# [Given task]
Wherever the word "Smart" appears in a line, copy that line.

Stored data entries

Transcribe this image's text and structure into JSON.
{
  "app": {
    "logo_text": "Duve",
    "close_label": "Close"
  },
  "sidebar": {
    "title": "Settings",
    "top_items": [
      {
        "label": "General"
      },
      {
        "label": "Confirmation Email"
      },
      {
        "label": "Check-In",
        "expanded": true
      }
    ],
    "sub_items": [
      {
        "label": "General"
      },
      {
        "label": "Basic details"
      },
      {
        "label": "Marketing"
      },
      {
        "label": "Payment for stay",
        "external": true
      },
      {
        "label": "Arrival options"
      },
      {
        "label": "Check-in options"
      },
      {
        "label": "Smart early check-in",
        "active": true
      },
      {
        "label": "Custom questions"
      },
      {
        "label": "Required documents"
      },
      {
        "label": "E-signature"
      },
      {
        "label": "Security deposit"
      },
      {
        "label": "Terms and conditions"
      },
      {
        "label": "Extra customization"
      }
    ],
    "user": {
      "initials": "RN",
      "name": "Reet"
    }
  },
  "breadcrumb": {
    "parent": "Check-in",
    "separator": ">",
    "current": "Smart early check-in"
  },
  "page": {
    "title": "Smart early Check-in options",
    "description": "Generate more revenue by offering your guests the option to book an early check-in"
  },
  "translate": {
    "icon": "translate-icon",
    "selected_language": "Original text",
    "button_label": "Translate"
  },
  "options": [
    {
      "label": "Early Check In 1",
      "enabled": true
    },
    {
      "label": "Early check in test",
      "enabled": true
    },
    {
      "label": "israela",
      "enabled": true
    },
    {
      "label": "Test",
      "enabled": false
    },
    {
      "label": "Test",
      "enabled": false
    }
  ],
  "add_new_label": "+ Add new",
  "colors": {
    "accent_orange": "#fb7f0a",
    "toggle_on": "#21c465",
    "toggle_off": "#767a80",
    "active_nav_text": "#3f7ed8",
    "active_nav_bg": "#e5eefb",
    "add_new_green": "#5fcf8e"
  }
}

# [Answer to this task]
        "label": "Smart early check-in",
    "current": "Smart early check-in"
    "title": "Smart early Check-in options",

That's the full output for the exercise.